Le point commun de ces trois documents, c’est de ne pas traiter la responsabilité du système bancaire qui a promu des produits financiers spéculatifs auprès des collectivités territoriales souvent sans respecter leurs obligations d’informations, qui leur ont fait prendre des risques énormes qu’elles évaluent aujourd’hui en soultes de sorties, en se contentant de proposer aux collectivités, bien incapables de les payer immédiatement, de s’en acquitter selon divers mécanismes moins douloureux étalés sur de nombreuses années.
Comme nous l’avions dit, sous prétexte de fixer la dette, on fixe les profits financiers spéculatifs et le transfert de milliards d’euros au plan national des collectivités territoriales et établissements publics vers le marché financier.
Et les banques, ni responsables ni coupables, comptent bien ne pas participer à la prise en charge fut-elle partielle des surcoûts spéculatifs de leurs produits !

Listes annotées d'éléments
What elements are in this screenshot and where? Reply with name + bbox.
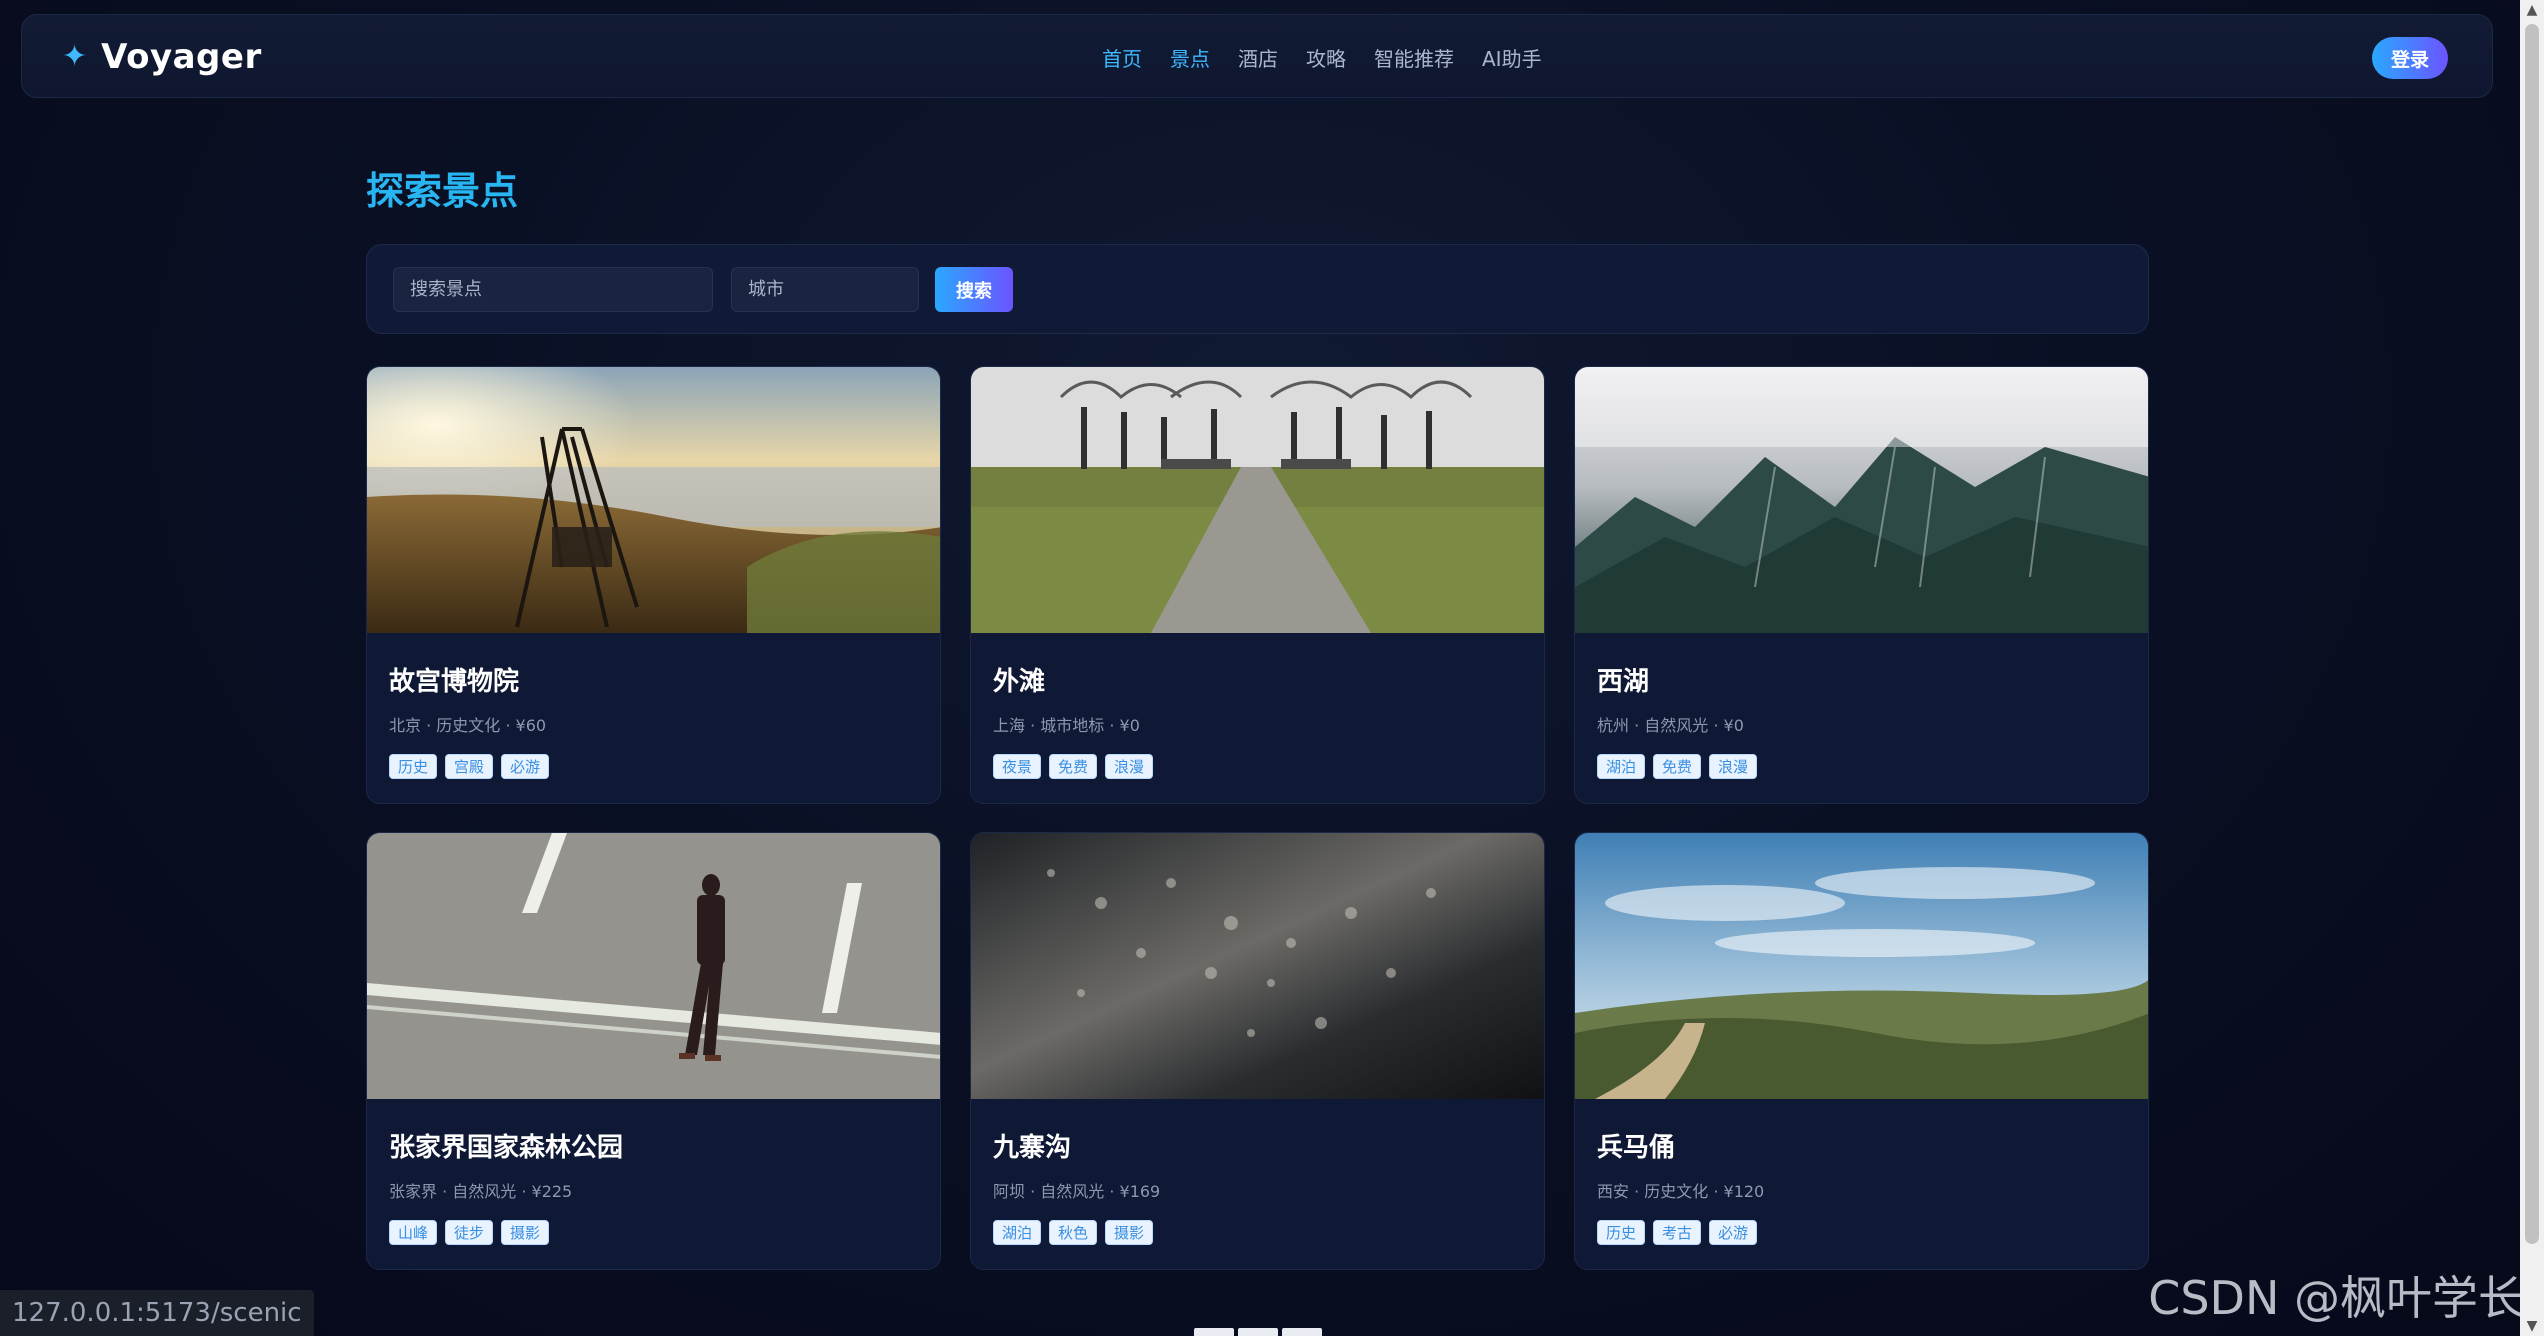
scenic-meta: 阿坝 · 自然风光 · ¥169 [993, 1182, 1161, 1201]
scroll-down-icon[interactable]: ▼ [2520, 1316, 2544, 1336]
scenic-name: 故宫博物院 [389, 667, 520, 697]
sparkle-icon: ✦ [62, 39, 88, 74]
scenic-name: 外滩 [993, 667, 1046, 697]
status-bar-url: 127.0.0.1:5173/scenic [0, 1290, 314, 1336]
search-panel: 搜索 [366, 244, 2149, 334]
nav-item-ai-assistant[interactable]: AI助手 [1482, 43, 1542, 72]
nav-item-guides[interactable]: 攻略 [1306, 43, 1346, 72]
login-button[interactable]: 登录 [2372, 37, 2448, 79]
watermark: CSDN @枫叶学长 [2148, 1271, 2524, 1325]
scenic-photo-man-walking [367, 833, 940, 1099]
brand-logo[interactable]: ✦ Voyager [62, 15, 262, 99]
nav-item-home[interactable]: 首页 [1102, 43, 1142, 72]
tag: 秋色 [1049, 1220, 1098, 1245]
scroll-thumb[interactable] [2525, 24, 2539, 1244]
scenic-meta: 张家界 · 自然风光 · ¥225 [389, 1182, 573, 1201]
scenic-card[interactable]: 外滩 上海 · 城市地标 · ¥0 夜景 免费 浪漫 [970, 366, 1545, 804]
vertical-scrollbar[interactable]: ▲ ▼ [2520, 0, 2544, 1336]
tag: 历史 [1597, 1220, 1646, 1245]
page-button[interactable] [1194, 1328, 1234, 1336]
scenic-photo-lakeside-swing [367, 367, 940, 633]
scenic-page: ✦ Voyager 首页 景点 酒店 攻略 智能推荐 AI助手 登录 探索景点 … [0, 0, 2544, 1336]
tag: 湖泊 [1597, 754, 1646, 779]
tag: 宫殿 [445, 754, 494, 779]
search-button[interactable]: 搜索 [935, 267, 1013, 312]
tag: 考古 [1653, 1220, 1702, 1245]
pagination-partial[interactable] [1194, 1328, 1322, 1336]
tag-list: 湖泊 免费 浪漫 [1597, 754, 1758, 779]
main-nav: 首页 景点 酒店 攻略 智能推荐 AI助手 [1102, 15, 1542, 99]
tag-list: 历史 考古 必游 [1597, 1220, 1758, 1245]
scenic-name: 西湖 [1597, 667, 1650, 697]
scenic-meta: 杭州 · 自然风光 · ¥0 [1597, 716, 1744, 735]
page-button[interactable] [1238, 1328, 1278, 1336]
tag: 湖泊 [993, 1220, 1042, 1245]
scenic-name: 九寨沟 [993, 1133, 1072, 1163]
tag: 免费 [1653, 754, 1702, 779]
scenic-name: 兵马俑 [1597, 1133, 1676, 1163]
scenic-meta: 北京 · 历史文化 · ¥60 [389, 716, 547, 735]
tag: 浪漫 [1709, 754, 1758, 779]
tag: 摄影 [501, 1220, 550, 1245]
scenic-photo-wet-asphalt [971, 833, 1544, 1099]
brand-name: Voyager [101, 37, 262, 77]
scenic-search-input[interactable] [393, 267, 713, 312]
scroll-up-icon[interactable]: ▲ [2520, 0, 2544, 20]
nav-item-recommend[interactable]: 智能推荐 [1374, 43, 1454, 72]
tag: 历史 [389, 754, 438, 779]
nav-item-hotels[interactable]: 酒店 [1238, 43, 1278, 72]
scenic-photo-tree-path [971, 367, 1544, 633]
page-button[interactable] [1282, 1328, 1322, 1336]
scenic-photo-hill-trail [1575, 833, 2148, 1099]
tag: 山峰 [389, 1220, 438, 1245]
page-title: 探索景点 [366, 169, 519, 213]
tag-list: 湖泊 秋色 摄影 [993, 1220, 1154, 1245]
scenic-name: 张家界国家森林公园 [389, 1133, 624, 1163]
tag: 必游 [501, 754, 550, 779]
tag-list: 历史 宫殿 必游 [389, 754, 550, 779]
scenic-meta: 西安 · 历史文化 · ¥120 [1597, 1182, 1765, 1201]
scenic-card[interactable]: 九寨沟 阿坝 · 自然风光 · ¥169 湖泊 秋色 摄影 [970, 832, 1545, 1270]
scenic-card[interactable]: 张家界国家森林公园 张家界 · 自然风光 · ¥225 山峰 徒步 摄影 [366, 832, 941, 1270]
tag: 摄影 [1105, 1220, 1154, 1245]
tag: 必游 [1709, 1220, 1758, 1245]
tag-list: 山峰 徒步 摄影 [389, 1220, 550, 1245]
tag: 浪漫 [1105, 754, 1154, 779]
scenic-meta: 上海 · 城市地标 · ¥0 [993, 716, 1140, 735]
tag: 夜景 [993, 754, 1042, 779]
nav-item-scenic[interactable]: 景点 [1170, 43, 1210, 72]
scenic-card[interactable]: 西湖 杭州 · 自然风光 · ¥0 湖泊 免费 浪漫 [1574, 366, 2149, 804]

PARTIES DE L'EXERCICE
- a) Recopiez en entier et sans rien changer le texte sur la responsabilité des banques envers les collectivités territoriales.
- b) Transformez en liste numérotée les lignes des enregistrements, en partant de celle qui contient « scenic-meta: 阿坝 · » et en vous arrêtant après celle qui contient « search-panel: 搜索 [366, 244, 2149, 334] ». Omettez les lignes vides.

RÉPONSES
- a)
Le point commun de ces trois documents, c’est de ne pas traiter la responsabilité du système bancaire qui a promu des produits financiers spéculatifs auprès des collectivités territoriales souvent sans respecter leurs obligations d’informations, qui leur ont fait prendre des risques énormes qu’elles évaluent aujourd’hui en soultes de sorties, en se contentant de proposer aux collectivités, bien incapables de les payer immédiatement, de s’en acquitter selon divers mécanismes moins douloureux étalés sur de nombreuses années.
Comme nous l’avions dit, sous prétexte de fixer la dette, on fixe les profits financiers spéculatifs et le transfert de milliards d’euros au plan national des collectivités territoriales et établissements publics vers le marché financier.
Et les banques, ni responsables ni coupables, comptent bien ne pas participer à la prise en charge fut-elle partielle des surcoûts spéculatifs de leurs produits !

- b)
1. scenic-meta: 阿坝 · 自然风光 · ¥169 [993, 1182, 1161, 1201]
2. scroll-down-icon[interactable]: ▼ [2520, 1316, 2544, 1336]
3. scenic-name: 故宫博物院 [389, 667, 520, 697]
4. sparkle-icon: ✦ [62, 39, 88, 74]
5. scenic-name: 外滩 [993, 667, 1046, 697]
6. status-bar-url: 127.0.0.1:5173/scenic [0, 1290, 314, 1336]
7. search-panel: 搜索 [366, 244, 2149, 334]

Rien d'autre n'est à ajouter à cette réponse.